>> Begin Material provided

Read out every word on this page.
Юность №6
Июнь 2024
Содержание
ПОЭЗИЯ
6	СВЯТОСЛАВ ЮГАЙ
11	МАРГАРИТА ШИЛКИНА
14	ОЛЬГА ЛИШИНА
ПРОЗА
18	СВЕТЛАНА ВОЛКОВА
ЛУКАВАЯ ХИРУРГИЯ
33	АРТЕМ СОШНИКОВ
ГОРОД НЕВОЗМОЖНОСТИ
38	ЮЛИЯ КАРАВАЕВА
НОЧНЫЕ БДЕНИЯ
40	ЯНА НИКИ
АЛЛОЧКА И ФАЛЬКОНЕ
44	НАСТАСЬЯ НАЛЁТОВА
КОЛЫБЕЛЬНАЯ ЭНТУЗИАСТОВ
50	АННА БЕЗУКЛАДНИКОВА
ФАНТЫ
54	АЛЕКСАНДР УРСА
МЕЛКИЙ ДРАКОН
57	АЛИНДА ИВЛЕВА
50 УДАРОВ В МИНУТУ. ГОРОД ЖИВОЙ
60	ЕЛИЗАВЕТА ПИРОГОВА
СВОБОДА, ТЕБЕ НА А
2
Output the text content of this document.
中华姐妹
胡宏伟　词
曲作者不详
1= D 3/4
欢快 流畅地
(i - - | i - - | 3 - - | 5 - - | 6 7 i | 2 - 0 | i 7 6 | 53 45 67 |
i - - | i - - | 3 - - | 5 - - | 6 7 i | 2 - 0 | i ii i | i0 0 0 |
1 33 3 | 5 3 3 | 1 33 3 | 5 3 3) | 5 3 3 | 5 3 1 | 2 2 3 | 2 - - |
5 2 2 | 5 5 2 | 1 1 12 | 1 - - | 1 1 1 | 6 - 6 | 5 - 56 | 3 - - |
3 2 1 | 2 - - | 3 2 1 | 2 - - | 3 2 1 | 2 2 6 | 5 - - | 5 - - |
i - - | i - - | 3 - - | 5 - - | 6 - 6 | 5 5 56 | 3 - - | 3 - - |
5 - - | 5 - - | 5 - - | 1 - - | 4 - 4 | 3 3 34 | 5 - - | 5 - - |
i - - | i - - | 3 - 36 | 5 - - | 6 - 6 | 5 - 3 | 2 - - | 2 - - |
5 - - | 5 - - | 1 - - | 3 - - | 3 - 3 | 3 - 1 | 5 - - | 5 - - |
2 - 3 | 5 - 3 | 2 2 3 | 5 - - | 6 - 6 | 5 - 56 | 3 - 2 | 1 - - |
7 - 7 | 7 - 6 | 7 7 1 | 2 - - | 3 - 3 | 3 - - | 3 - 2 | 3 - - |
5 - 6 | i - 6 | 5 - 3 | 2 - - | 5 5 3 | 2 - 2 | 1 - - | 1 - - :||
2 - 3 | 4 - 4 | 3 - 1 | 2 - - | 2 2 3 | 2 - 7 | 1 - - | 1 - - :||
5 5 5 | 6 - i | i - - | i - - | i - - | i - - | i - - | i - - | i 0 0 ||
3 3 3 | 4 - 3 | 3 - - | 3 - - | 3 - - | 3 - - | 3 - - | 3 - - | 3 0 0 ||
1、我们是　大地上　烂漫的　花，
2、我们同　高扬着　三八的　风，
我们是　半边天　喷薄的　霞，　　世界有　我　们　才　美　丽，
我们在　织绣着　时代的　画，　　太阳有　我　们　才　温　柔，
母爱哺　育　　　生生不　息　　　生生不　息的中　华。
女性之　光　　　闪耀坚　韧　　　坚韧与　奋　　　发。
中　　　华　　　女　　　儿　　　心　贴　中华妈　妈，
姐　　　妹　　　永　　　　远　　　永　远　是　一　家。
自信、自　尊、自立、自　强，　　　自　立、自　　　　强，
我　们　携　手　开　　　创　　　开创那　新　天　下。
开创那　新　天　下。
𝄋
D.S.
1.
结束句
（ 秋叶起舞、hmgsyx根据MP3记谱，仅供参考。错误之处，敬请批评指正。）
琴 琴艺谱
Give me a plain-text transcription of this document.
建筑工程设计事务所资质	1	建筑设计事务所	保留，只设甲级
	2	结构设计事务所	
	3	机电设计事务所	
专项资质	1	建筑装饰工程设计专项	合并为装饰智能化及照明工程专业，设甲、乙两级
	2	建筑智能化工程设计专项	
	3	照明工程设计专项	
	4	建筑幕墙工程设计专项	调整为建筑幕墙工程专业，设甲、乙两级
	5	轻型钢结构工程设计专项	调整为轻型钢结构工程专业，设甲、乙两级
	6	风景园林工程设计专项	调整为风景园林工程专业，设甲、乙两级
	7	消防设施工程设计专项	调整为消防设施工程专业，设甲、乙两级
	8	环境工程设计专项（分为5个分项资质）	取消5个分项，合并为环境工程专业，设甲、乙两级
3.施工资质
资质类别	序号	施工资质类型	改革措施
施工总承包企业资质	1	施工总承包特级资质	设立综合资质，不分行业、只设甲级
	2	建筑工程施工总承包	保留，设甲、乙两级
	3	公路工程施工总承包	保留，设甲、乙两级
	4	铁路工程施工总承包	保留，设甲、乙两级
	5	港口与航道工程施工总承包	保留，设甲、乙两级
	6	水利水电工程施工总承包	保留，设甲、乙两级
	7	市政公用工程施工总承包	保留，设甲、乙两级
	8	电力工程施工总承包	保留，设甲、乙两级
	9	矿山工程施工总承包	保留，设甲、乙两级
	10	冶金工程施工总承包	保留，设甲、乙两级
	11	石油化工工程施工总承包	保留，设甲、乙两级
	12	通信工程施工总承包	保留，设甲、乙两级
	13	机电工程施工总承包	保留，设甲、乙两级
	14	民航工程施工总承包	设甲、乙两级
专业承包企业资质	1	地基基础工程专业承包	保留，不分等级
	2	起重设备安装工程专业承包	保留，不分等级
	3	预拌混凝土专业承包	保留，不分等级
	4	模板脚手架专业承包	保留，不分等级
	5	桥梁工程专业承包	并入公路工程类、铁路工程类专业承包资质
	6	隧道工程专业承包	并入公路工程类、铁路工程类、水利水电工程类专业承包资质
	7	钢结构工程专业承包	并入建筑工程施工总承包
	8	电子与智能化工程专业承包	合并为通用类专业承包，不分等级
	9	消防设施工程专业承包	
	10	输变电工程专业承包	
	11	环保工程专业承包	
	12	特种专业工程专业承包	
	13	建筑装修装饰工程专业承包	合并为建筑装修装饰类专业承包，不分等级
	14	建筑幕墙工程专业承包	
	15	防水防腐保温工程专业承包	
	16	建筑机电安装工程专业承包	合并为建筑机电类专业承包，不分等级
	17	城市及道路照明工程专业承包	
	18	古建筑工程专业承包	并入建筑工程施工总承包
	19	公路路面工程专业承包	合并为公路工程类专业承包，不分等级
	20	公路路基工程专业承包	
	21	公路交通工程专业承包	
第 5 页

>> End Material provided

Recopy the entries above in their entirety, exactly.

Read out every word on this page.
Юность №6
Июнь 2024
Содержание
ПОЭЗИЯ
6	СВЯТОСЛАВ ЮГАЙ
11	МАРГАРИТА ШИЛКИНА
14	ОЛЬГА ЛИШИНА
ПРОЗА
18	СВЕТЛАНА ВОЛКОВА
ЛУКАВАЯ ХИРУРГИЯ
33	АРТЕМ СОШНИКОВ
ГОРОД НЕВОЗМОЖНОСТИ
38	ЮЛИЯ КАРАВАЕВА
НОЧНЫЕ БДЕНИЯ
40	ЯНА НИКИ
АЛЛОЧКА И ФАЛЬКОНЕ
44	НАСТАСЬЯ НАЛЁТОВА
КОЛЫБЕЛЬНАЯ ЭНТУЗИАСТОВ
50	АННА БЕЗУКЛАДНИКОВА
ФАНТЫ
54	АЛЕКСАНДР УРСА
МЕЛКИЙ ДРАКОН
57	АЛИНДА ИВЛЕВА
50 УДАРОВ В МИНУТУ. ГОРОД ЖИВОЙ
60	ЕЛИЗАВЕТА ПИРОГОВА
СВОБОДА, ТЕБЕ НА А
2
Output the text content of this document.
中华姐妹
胡宏伟　词
曲作者不详
1= D 3/4
欢快 流畅地
(i - - | i - - | 3 - - | 5 - - | 6 7 i | 2 - 0 | i 7 6 | 53 45 67 |
i - - | i - - | 3 - - | 5 - - | 6 7 i | 2 - 0 | i ii i | i0 0 0 |
1 33 3 | 5 3 3 | 1 33 3 | 5 3 3) | 5 3 3 | 5 3 1 | 2 2 3 | 2 - - |
5 2 2 | 5 5 2 | 1 1 12 | 1 - - | 1 1 1 | 6 - 6 | 5 - 56 | 3 - - |
3 2 1 | 2 - - | 3 2 1 | 2 - - | 3 2 1 | 2 2 6 | 5 - - | 5 - - |
i - - | i - - | 3 - - | 5 - - | 6 - 6 | 5 5 56 | 3 - - | 3 - - |
5 - - | 5 - - | 5 - - | 1 - - | 4 - 4 | 3 3 34 | 5 - - | 5 - - |
i - - | i - - | 3 - 36 | 5 - - | 6 - 6 | 5 - 3 | 2 - - | 2 - - |
5 - - | 5 - - | 1 - - | 3 - - | 3 - 3 | 3 - 1 | 5 - - | 5 - - |
2 - 3 | 5 - 3 | 2 2 3 | 5 - - | 6 - 6 | 5 - 56 | 3 - 2 | 1 - - |
7 - 7 | 7 - 6 | 7 7 1 | 2 - - | 3 - 3 | 3 - - | 3 - 2 | 3 - - |
5 - 6 | i - 6 | 5 - 3 | 2 - - | 5 5 3 | 2 - 2 | 1 - - | 1 - - :||
2 - 3 | 4 - 4 | 3 - 1 | 2 - - | 2 2 3 | 2 - 7 | 1 - - | 1 - - :||
5 5 5 | 6 - i | i - - | i - - | i - - | i - - | i - - | i - - | i 0 0 ||
3 3 3 | 4 - 3 | 3 - - | 3 - - | 3 - - | 3 - - | 3 - - | 3 - - | 3 0 0 ||
1、我们是　大地上　烂漫的　花，
2、我们同　高扬着　三八的　风，
我们是　半边天　喷薄的　霞，　　世界有　我　们　才　美　丽，
我们在　织绣着　时代的　画，　　太阳有　我　们　才　温　柔，
母爱哺　育　　　生生不　息　　　生生不　息的中　华。
女性之　光　　　闪耀坚　韧　　　坚韧与　奋　　　发。
中　　　华　　　女　　　儿　　　心　贴　中华妈　妈，
姐　　　妹　　　永　　　　远　　　永　远　是　一　家。
自信、自　尊、自立、自　强，　　　自　立、自　　　　强，
我　们　携　手　开　　　创　　　开创那　新　天　下。
开创那　新　天　下。
𝄋
D.S.
1.
结束句
（ 秋叶起舞、hmgsyx根据MP3记谱，仅供参考。错误之处，敬请批评指正。）
琴 琴艺谱
Give me a plain-text transcription of this document.
建筑工程设计事务所资质	1	建筑设计事务所	保留，只设甲级
	2	结构设计事务所	
	3	机电设计事务所	
专项资质	1	建筑装饰工程设计专项	合并为装饰智能化及照明工程专业，设甲、乙两级
	2	建筑智能化工程设计专项	
	3	照明工程设计专项	
	4	建筑幕墙工程设计专项	调整为建筑幕墙工程专业，设甲、乙两级
	5	轻型钢结构工程设计专项	调整为轻型钢结构工程专业，设甲、乙两级
	6	风景园林工程设计专项	调整为风景园林工程专业，设甲、乙两级
	7	消防设施工程设计专项	调整为消防设施工程专业，设甲、乙两级
	8	环境工程设计专项（分为5个分项资质）	取消5个分项，合并为环境工程专业，设甲、乙两级
3.施工资质
资质类别	序号	施工资质类型	改革措施
施工总承包企业资质	1	施工总承包特级资质	设立综合资质，不分行业、只设甲级
	2	建筑工程施工总承包	保留，设甲、乙两级
	3	公路工程施工总承包	保留，设甲、乙两级
	4	铁路工程施工总承包	保留，设甲、乙两级
	5	港口与航道工程施工总承包	保留，设甲、乙两级
	6	水利水电工程施工总承包	保留，设甲、乙两级
	7	市政公用工程施工总承包	保留，设甲、乙两级
	8	电力工程施工总承包	保留，设甲、乙两级
	9	矿山工程施工总承包	保留，设甲、乙两级
	10	冶金工程施工总承包	保留，设甲、乙两级
	11	石油化工工程施工总承包	保留，设甲、乙两级
	12	通信工程施工总承包	保留，设甲、乙两级
	13	机电工程施工总承包	保留，设甲、乙两级
	14	民航工程施工总承包	设甲、乙两级
专业承包企业资质	1	地基基础工程专业承包	保留，不分等级
	2	起重设备安装工程专业承包	保留，不分等级
	3	预拌混凝土专业承包	保留，不分等级
	4	模板脚手架专业承包	保留，不分等级
	5	桥梁工程专业承包	并入公路工程类、铁路工程类专业承包资质
	6	隧道工程专业承包	并入公路工程类、铁路工程类、水利水电工程类专业承包资质
	7	钢结构工程专业承包	并入建筑工程施工总承包
	8	电子与智能化工程专业承包	合并为通用类专业承包，不分等级
	9	消防设施工程专业承包	
	10	输变电工程专业承包	
	11	环保工程专业承包	
	12	特种专业工程专业承包	
	13	建筑装修装饰工程专业承包	合并为建筑装修装饰类专业承包，不分等级
	14	建筑幕墙工程专业承包	
	15	防水防腐保温工程专业承包	
	16	建筑机电安装工程专业承包	合并为建筑机电类专业承包，不分等级
	17	城市及道路照明工程专业承包	
	18	古建筑工程专业承包	并入建筑工程施工总承包
	19	公路路面工程专业承包	合并为公路工程类专业承包，不分等级
	20	公路路基工程专业承包	
	21	公路交通工程专业承包	
第 5 页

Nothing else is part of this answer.